**Task goal**
Track down every line below that holds "name" and copy it.

**Source records**
####################
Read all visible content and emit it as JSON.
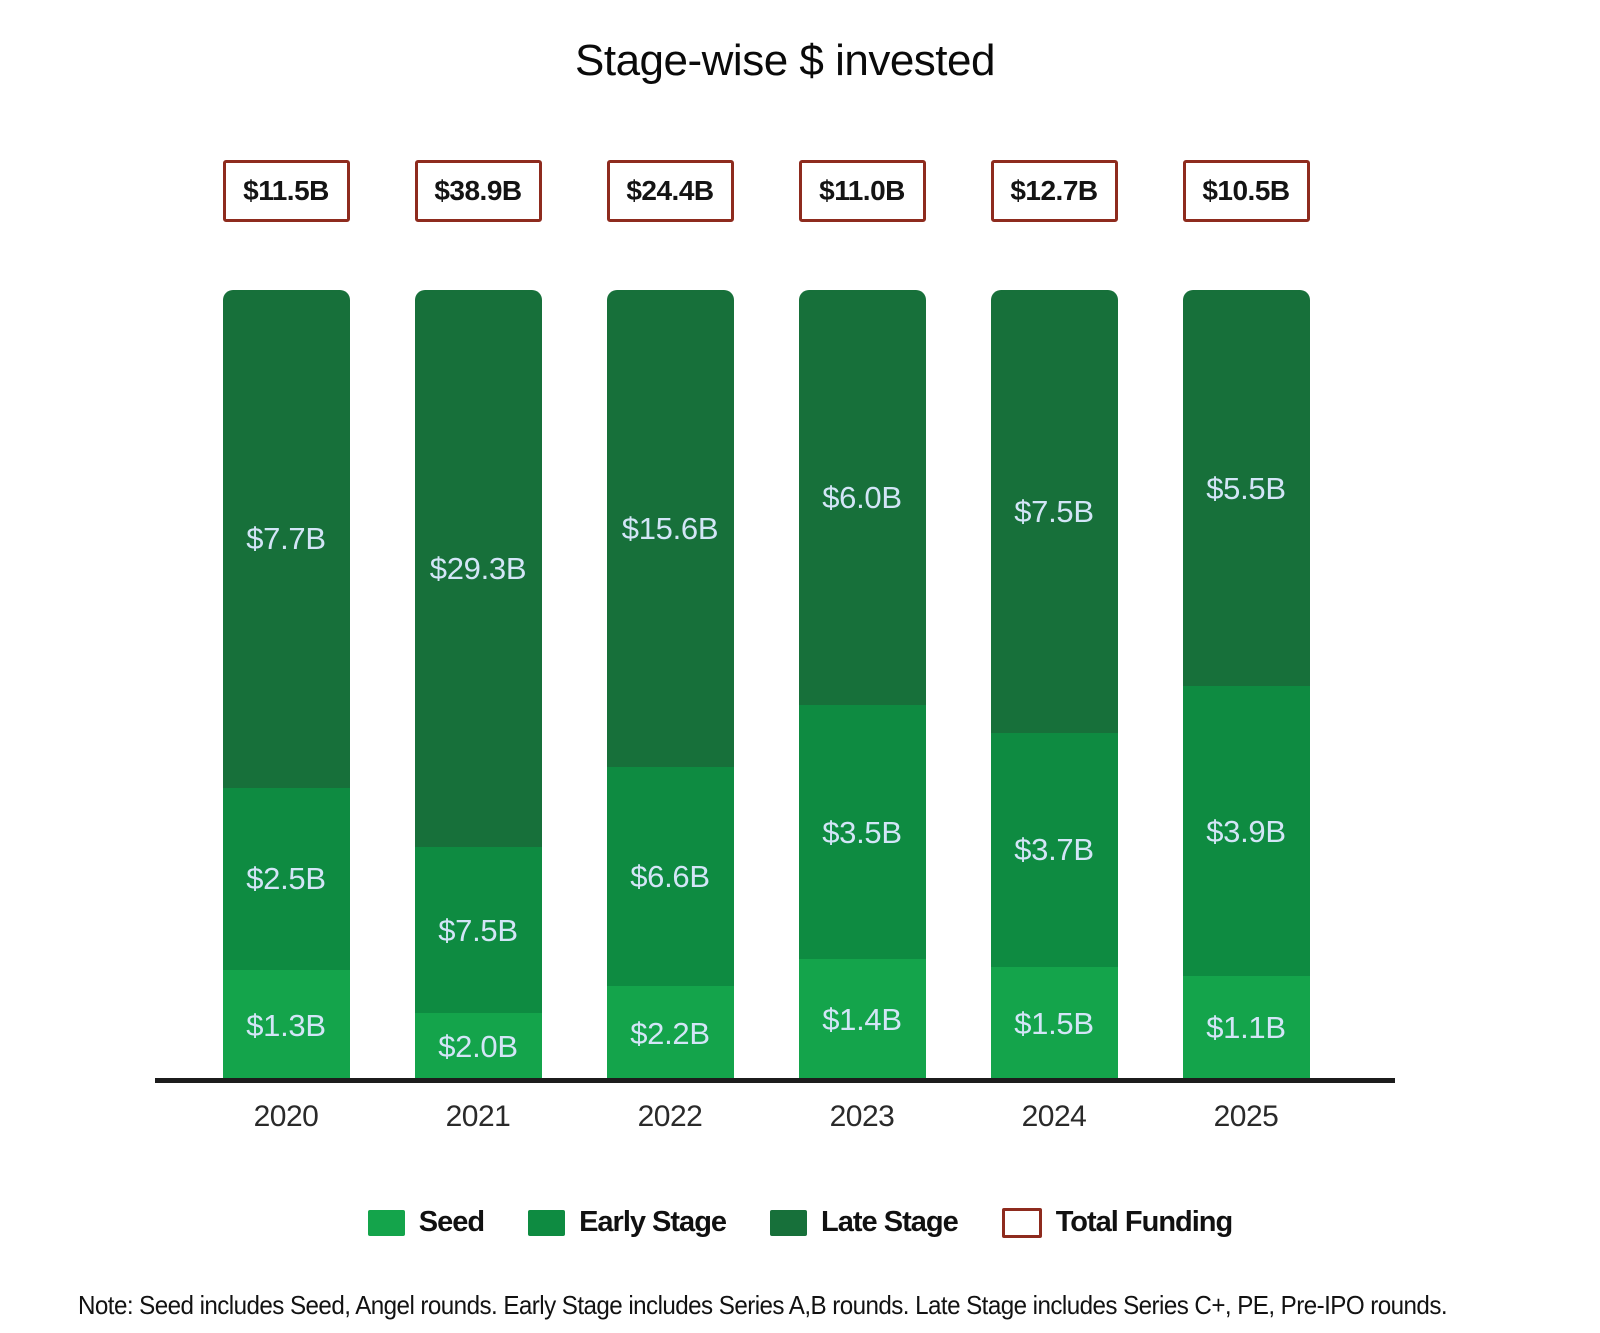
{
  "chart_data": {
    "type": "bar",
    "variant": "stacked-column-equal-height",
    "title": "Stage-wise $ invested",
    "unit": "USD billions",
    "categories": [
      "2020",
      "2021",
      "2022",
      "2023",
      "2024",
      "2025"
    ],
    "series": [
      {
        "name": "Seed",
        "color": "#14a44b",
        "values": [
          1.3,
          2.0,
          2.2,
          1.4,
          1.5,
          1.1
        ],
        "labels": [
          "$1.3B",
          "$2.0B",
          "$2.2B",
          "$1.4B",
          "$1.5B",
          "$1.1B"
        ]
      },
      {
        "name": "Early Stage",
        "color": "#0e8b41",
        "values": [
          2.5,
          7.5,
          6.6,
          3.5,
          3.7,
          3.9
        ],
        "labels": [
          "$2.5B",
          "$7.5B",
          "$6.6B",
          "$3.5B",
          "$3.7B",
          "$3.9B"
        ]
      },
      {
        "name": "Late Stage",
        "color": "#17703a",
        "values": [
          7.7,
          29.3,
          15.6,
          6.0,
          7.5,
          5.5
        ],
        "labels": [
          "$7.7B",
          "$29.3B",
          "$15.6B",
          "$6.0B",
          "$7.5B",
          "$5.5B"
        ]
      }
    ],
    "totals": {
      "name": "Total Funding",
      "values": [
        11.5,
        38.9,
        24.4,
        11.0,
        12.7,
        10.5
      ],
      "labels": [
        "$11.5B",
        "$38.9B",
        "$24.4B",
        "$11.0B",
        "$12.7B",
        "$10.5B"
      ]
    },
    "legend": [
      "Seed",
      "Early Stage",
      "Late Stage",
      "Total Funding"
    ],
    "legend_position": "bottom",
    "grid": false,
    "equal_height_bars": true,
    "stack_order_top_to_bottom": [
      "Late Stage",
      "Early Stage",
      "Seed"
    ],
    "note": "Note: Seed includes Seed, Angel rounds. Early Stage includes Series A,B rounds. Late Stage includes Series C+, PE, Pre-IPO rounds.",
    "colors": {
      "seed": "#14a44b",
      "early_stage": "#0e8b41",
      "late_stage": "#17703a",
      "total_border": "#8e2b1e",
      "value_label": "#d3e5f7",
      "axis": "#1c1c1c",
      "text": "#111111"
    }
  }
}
####################
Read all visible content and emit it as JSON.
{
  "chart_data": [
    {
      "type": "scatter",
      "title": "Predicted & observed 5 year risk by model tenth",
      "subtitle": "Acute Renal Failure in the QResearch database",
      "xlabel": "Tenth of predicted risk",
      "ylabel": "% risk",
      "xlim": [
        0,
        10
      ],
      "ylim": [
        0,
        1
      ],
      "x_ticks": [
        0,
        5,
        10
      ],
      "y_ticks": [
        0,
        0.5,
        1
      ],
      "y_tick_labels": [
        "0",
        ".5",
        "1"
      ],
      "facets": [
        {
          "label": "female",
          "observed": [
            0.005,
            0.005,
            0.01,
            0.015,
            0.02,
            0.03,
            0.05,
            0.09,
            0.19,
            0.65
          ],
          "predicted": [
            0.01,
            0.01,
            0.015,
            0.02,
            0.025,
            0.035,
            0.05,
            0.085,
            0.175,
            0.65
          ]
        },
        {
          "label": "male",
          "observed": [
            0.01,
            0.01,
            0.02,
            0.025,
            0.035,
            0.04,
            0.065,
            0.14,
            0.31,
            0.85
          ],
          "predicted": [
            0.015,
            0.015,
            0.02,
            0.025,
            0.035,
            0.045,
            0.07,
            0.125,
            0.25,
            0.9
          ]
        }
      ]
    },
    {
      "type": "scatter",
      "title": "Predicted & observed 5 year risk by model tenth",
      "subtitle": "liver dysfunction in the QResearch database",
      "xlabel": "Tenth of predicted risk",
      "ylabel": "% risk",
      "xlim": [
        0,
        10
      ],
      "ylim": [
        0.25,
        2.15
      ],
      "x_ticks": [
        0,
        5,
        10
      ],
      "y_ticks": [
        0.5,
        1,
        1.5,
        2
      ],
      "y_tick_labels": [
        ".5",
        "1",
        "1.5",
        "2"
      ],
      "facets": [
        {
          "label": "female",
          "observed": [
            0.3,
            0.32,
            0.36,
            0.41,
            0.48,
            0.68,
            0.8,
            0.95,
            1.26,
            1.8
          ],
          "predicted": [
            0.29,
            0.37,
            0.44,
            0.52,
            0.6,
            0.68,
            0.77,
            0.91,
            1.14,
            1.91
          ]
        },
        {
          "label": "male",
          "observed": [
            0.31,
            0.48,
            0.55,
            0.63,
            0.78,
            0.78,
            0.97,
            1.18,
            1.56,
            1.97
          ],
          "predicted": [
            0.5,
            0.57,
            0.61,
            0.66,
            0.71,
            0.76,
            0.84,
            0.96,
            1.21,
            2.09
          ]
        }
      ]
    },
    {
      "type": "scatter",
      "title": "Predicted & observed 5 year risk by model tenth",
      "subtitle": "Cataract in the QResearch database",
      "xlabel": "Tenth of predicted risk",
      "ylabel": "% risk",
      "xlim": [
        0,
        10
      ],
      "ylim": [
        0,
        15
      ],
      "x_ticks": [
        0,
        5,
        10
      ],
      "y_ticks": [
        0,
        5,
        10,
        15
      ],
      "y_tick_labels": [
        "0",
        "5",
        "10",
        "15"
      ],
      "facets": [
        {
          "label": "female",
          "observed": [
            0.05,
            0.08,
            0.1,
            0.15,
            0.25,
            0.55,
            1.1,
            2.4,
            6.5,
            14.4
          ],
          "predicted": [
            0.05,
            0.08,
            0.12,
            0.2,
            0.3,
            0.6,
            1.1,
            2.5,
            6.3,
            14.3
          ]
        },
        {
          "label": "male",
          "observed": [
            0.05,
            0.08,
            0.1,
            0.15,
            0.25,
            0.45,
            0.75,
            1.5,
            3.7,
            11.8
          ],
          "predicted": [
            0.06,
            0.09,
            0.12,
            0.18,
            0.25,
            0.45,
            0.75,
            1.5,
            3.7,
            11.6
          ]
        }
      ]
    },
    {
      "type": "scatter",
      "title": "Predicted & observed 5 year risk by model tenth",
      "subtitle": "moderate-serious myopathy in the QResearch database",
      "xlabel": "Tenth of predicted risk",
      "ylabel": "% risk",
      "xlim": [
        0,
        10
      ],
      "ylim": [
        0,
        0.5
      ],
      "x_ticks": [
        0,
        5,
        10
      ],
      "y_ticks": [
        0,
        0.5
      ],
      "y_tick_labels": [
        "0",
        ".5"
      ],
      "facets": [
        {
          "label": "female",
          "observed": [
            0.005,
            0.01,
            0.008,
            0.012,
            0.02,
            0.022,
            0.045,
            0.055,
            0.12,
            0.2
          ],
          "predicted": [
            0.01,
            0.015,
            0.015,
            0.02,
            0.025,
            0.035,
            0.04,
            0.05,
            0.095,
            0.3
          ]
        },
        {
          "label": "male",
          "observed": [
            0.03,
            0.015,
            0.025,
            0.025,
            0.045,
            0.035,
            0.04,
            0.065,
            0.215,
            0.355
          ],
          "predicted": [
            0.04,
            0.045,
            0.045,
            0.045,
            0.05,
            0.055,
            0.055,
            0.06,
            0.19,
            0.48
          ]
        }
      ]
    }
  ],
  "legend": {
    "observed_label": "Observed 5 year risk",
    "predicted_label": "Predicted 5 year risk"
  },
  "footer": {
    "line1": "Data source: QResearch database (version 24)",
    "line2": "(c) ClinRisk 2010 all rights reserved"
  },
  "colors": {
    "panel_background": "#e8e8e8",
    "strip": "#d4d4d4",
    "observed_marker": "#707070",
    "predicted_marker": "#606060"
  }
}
####################
**Answer in full**
        "name": "Seed",
        "name": "Early Stage",
        "name": "Late Stage",
      "name": "Total Funding",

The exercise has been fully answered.